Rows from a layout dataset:
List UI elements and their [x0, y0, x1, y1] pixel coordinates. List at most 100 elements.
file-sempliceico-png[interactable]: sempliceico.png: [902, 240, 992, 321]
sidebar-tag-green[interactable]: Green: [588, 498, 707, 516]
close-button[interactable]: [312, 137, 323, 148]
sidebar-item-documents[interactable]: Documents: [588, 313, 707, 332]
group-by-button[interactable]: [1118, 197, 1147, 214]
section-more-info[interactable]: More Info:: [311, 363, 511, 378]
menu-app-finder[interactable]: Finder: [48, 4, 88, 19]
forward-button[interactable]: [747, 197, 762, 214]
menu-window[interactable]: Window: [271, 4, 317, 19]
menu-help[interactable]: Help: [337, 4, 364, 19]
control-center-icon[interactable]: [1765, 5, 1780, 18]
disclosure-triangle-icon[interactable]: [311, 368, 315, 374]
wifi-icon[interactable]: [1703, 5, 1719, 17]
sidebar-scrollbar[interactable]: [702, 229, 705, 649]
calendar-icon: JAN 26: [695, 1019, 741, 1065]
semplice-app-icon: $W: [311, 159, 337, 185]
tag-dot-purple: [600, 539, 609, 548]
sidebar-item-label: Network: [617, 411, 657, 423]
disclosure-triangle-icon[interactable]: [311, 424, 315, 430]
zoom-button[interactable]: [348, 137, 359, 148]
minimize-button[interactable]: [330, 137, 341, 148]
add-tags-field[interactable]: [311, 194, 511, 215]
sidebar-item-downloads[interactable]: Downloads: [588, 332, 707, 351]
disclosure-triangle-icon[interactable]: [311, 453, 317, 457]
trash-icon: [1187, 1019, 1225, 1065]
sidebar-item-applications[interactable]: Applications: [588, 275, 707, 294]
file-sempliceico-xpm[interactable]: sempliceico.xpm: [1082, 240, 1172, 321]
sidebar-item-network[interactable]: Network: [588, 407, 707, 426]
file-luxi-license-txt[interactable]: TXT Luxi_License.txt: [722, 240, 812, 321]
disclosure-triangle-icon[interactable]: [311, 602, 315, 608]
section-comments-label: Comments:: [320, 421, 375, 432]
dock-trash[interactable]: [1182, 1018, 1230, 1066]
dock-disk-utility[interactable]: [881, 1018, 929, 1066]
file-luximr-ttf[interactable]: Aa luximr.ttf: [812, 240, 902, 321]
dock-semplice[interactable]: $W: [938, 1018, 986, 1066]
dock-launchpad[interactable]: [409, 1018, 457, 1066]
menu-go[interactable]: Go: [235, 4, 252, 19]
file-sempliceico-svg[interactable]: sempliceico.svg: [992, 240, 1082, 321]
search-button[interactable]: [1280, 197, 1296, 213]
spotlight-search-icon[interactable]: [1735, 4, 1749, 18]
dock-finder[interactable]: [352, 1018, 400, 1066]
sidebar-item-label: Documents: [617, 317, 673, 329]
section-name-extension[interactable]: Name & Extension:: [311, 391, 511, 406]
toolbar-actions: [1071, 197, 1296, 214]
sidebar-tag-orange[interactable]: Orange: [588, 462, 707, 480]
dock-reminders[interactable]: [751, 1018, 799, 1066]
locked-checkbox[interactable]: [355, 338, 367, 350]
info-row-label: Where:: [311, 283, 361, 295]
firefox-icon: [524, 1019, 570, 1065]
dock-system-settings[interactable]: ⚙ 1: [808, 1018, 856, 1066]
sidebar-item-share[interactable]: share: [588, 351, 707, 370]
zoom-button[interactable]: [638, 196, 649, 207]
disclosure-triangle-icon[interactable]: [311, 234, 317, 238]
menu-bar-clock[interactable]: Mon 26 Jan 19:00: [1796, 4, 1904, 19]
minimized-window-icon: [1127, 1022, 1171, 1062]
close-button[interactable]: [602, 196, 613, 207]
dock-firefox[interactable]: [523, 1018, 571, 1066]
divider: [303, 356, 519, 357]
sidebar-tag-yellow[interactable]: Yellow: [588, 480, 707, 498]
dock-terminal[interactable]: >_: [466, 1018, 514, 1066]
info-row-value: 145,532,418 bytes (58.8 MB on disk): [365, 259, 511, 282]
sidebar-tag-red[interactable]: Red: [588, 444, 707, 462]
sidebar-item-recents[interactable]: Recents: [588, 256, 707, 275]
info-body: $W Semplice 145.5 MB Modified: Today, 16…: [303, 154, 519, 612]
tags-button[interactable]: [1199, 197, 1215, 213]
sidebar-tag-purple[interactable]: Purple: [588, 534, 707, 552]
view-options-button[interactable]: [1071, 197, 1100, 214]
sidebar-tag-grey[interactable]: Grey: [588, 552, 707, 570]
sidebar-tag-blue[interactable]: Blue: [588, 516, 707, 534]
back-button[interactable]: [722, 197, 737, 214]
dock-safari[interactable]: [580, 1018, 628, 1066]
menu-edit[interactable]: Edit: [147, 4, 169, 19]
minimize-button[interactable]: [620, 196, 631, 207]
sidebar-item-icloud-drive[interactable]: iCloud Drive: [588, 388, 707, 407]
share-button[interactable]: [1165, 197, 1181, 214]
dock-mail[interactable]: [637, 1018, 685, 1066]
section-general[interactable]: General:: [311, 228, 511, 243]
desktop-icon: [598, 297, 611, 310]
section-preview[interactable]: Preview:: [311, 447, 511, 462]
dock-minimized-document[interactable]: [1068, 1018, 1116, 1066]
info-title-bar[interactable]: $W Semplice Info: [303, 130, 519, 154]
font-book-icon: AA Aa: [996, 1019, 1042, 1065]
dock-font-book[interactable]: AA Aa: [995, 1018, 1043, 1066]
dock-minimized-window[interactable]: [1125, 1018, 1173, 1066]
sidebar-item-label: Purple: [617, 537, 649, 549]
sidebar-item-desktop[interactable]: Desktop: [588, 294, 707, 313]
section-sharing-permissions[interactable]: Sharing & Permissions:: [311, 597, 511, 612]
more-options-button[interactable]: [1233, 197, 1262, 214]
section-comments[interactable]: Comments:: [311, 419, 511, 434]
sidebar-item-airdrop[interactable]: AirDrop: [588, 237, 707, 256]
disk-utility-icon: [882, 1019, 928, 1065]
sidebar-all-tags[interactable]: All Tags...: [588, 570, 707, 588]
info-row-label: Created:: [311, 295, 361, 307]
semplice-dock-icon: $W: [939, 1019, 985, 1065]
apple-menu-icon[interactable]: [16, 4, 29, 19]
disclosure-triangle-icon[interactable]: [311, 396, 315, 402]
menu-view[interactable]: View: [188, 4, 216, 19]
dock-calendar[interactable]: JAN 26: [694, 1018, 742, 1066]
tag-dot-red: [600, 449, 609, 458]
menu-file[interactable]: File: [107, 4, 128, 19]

## [What you will do]
Copy out every line of the records above, unchanged.

## [Worked solution]
List UI elements and their [x0, y0, x1, y1] pixel coordinates. List at most 100 elements.
file-sempliceico-png[interactable]: sempliceico.png: [902, 240, 992, 321]
sidebar-tag-green[interactable]: Green: [588, 498, 707, 516]
close-button[interactable]: [312, 137, 323, 148]
sidebar-item-documents[interactable]: Documents: [588, 313, 707, 332]
group-by-button[interactable]: [1118, 197, 1147, 214]
section-more-info[interactable]: More Info:: [311, 363, 511, 378]
menu-app-finder[interactable]: Finder: [48, 4, 88, 19]
forward-button[interactable]: [747, 197, 762, 214]
menu-window[interactable]: Window: [271, 4, 317, 19]
menu-help[interactable]: Help: [337, 4, 364, 19]
control-center-icon[interactable]: [1765, 5, 1780, 18]
disclosure-triangle-icon[interactable]: [311, 368, 315, 374]
wifi-icon[interactable]: [1703, 5, 1719, 17]
sidebar-scrollbar[interactable]: [702, 229, 705, 649]
calendar-icon: JAN 26: [695, 1019, 741, 1065]
semplice-app-icon: $W: [311, 159, 337, 185]
tag-dot-purple: [600, 539, 609, 548]
sidebar-item-label: Network: [617, 411, 657, 423]
disclosure-triangle-icon[interactable]: [311, 424, 315, 430]
zoom-button[interactable]: [348, 137, 359, 148]
minimize-button[interactable]: [330, 137, 341, 148]
add-tags-field[interactable]: [311, 194, 511, 215]
sidebar-item-downloads[interactable]: Downloads: [588, 332, 707, 351]
disclosure-triangle-icon[interactable]: [311, 453, 317, 457]
trash-icon: [1187, 1019, 1225, 1065]
sidebar-item-applications[interactable]: Applications: [588, 275, 707, 294]
file-sempliceico-xpm[interactable]: sempliceico.xpm: [1082, 240, 1172, 321]
sidebar-item-network[interactable]: Network: [588, 407, 707, 426]
file-luxi-license-txt[interactable]: TXT Luxi_License.txt: [722, 240, 812, 321]
disclosure-triangle-icon[interactable]: [311, 602, 315, 608]
section-comments-label: Comments:: [320, 421, 375, 432]
dock-trash[interactable]: [1182, 1018, 1230, 1066]
dock-disk-utility[interactable]: [881, 1018, 929, 1066]
file-luximr-ttf[interactable]: Aa luximr.ttf: [812, 240, 902, 321]
dock-semplice[interactable]: $W: [938, 1018, 986, 1066]
dock-launchpad[interactable]: [409, 1018, 457, 1066]
menu-go[interactable]: Go: [235, 4, 252, 19]
file-sempliceico-svg[interactable]: sempliceico.svg: [992, 240, 1082, 321]
search-button[interactable]: [1280, 197, 1296, 213]
spotlight-search-icon[interactable]: [1735, 4, 1749, 18]
dock-finder[interactable]: [352, 1018, 400, 1066]
sidebar-item-label: Documents: [617, 317, 673, 329]
section-name-extension[interactable]: Name & Extension:: [311, 391, 511, 406]
toolbar-actions: [1071, 197, 1296, 214]
sidebar-tag-orange[interactable]: Orange: [588, 462, 707, 480]
dock-reminders[interactable]: [751, 1018, 799, 1066]
locked-checkbox[interactable]: [355, 338, 367, 350]
info-row-label: Where:: [311, 283, 361, 295]
firefox-icon: [524, 1019, 570, 1065]
dock-system-settings[interactable]: ⚙ 1: [808, 1018, 856, 1066]
sidebar-item-share[interactable]: share: [588, 351, 707, 370]
zoom-button[interactable]: [638, 196, 649, 207]
disclosure-triangle-icon[interactable]: [311, 234, 317, 238]
menu-bar-clock[interactable]: Mon 26 Jan 19:00: [1796, 4, 1904, 19]
minimized-window-icon: [1127, 1022, 1171, 1062]
close-button[interactable]: [602, 196, 613, 207]
dock-firefox[interactable]: [523, 1018, 571, 1066]
divider: [303, 356, 519, 357]
sidebar-tag-yellow[interactable]: Yellow: [588, 480, 707, 498]
dock-terminal[interactable]: >_: [466, 1018, 514, 1066]
info-row-value: 145,532,418 bytes (58.8 MB on disk): [365, 259, 511, 282]
sidebar-tag-red[interactable]: Red: [588, 444, 707, 462]
sidebar-item-recents[interactable]: Recents: [588, 256, 707, 275]
info-body: $W Semplice 145.5 MB Modified: Today, 16…: [303, 154, 519, 612]
tags-button[interactable]: [1199, 197, 1215, 213]
sidebar-tag-purple[interactable]: Purple: [588, 534, 707, 552]
view-options-button[interactable]: [1071, 197, 1100, 214]
sidebar-tag-grey[interactable]: Grey: [588, 552, 707, 570]
sidebar-tag-blue[interactable]: Blue: [588, 516, 707, 534]
back-button[interactable]: [722, 197, 737, 214]
dock-safari[interactable]: [580, 1018, 628, 1066]
menu-edit[interactable]: Edit: [147, 4, 169, 19]
minimize-button[interactable]: [620, 196, 631, 207]
sidebar-item-icloud-drive[interactable]: iCloud Drive: [588, 388, 707, 407]
share-button[interactable]: [1165, 197, 1181, 214]
dock-mail[interactable]: [637, 1018, 685, 1066]
section-general[interactable]: General:: [311, 228, 511, 243]
desktop-icon: [598, 297, 611, 310]
section-preview[interactable]: Preview:: [311, 447, 511, 462]
dock-minimized-document[interactable]: [1068, 1018, 1116, 1066]
info-title-bar[interactable]: $W Semplice Info: [303, 130, 519, 154]
font-book-icon: AA Aa: [996, 1019, 1042, 1065]
dock-font-book[interactable]: AA Aa: [995, 1018, 1043, 1066]
dock-minimized-window[interactable]: [1125, 1018, 1173, 1066]
sidebar-item-label: Purple: [617, 537, 649, 549]
sidebar-item-desktop[interactable]: Desktop: [588, 294, 707, 313]
section-sharing-permissions[interactable]: Sharing & Permissions:: [311, 597, 511, 612]
more-options-button[interactable]: [1233, 197, 1262, 214]
section-comments[interactable]: Comments:: [311, 419, 511, 434]
sidebar-item-airdrop[interactable]: AirDrop: [588, 237, 707, 256]
disk-utility-icon: [882, 1019, 928, 1065]
sidebar-all-tags[interactable]: All Tags...: [588, 570, 707, 588]
info-row-label: Created:: [311, 295, 361, 307]
semplice-dock-icon: $W: [939, 1019, 985, 1065]
apple-menu-icon[interactable]: [16, 4, 29, 19]
disclosure-triangle-icon[interactable]: [311, 396, 315, 402]
menu-view[interactable]: View: [188, 4, 216, 19]
dock-calendar[interactable]: JAN 26: [694, 1018, 742, 1066]
tag-dot-red: [600, 449, 609, 458]
menu-file[interactable]: File: [107, 4, 128, 19]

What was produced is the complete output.